### Do this
Without changing a character, return the entries, but not the images they hold.

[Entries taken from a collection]

==================================================

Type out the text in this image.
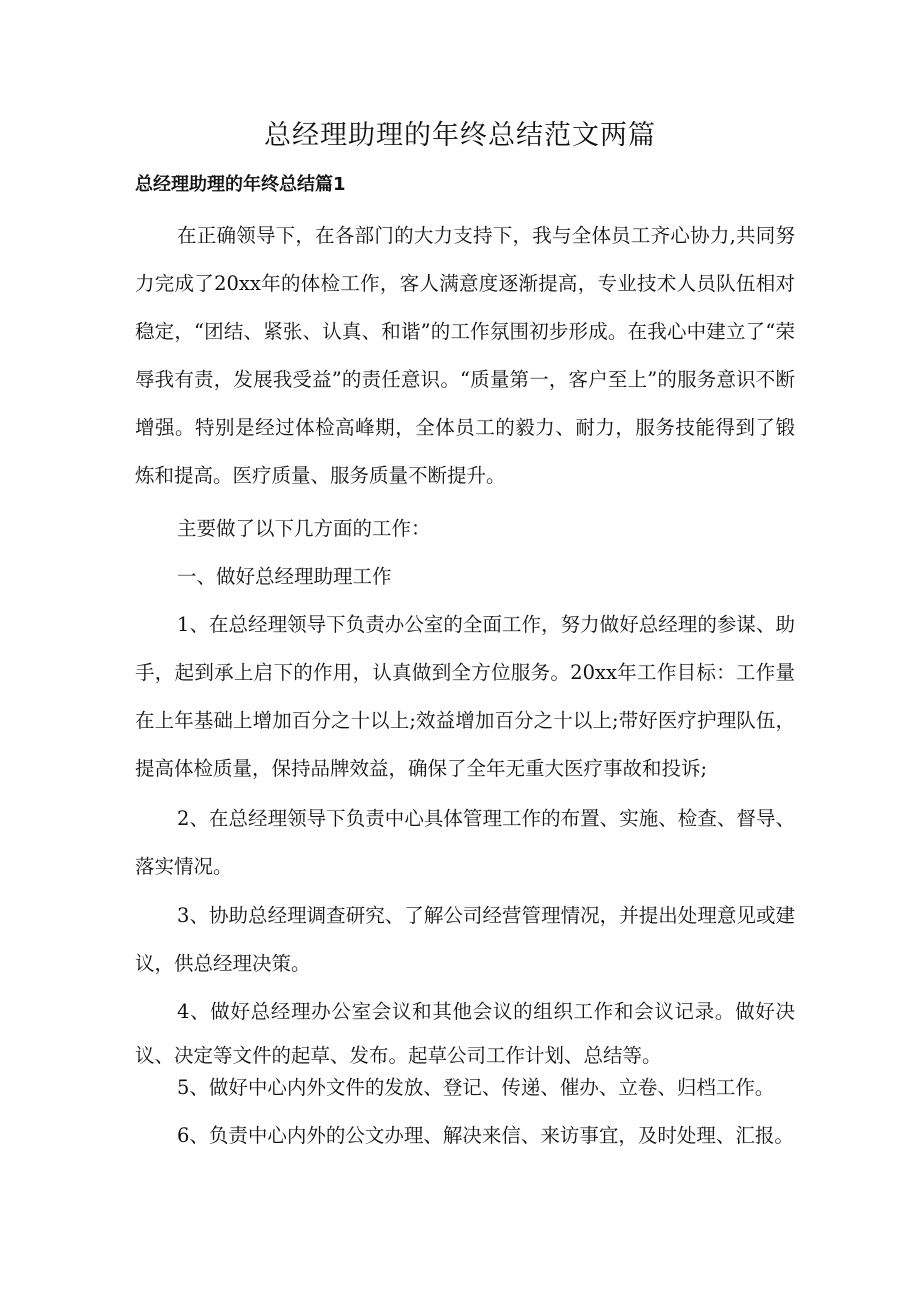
总经理助理的年终总结范文两篇
总经理助理的年终总结篇1
在正确领导下，在各部门的大力支持下，我与全体员工齐心协力,共同努力完成了20xx年的体检工作，客人满意度逐渐提高，专业技术人员队伍相对稳定，“团结、紧张、认真、和谐”的工作氛围初步形成。在我心中建立了“荣辱我有责，发展我受益”的责任意识。“质量第一，客户至上”的服务意识不断增强。特别是经过体检高峰期，全体员工的毅力、耐力，服务技能得到了锻炼和提高。医疗质量、服务质量不断提升。
主要做了以下几方面的工作：
一、做好总经理助理工作
1、在总经理领导下负责办公室的全面工作，努力做好总经理的参谋、助手，起到承上启下的作用，认真做到全方位服务。20xx年工作目标：工作量在上年基础上增加百分之十以上;效益增加百分之十以上;带好医疗护理队伍，提高体检质量，保持品牌效益，确保了全年无重大医疗事故和投诉;
2、在总经理领导下负责中心具体管理工作的布置、实施、检查、督导、落实情况。
3、协助总经理调查研究、了解公司经营管理情况，并提出处理意见或建议，供总经理决策。
4、做好总经理办公室会议和其他会议的组织工作和会议记录。做好决议、决定等文件的起草、发布。起草公司工作计划、总结等。
5、做好中心内外文件的发放、登记、传递、催办、立卷、归档工作。
6、负责中心内外的公文办理、解决来信、来访事宜，及时处理、汇报。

==================================================

### The response
Type out the text in this image.
总经理助理的年终总结范文两篇
总经理助理的年终总结篇1
在正确领导下，在各部门的大力支持下，我与全体员工齐心协力,共同努力完成了20xx年的体检工作，客人满意度逐渐提高，专业技术人员队伍相对稳定，“团结、紧张、认真、和谐”的工作氛围初步形成。在我心中建立了“荣辱我有责，发展我受益”的责任意识。“质量第一，客户至上”的服务意识不断增强。特别是经过体检高峰期，全体员工的毅力、耐力，服务技能得到了锻炼和提高。医疗质量、服务质量不断提升。
主要做了以下几方面的工作：
一、做好总经理助理工作
1、在总经理领导下负责办公室的全面工作，努力做好总经理的参谋、助手，起到承上启下的作用，认真做到全方位服务。20xx年工作目标：工作量在上年基础上增加百分之十以上;效益增加百分之十以上;带好医疗护理队伍，提高体检质量，保持品牌效益，确保了全年无重大医疗事故和投诉;
2、在总经理领导下负责中心具体管理工作的布置、实施、检查、督导、落实情况。
3、协助总经理调查研究、了解公司经营管理情况，并提出处理意见或建议，供总经理决策。
4、做好总经理办公室会议和其他会议的组织工作和会议记录。做好决议、决定等文件的起草、发布。起草公司工作计划、总结等。
5、做好中心内外文件的发放、登记、传递、催办、立卷、归档工作。
6、负责中心内外的公文办理、解决来信、来访事宜，及时处理、汇报。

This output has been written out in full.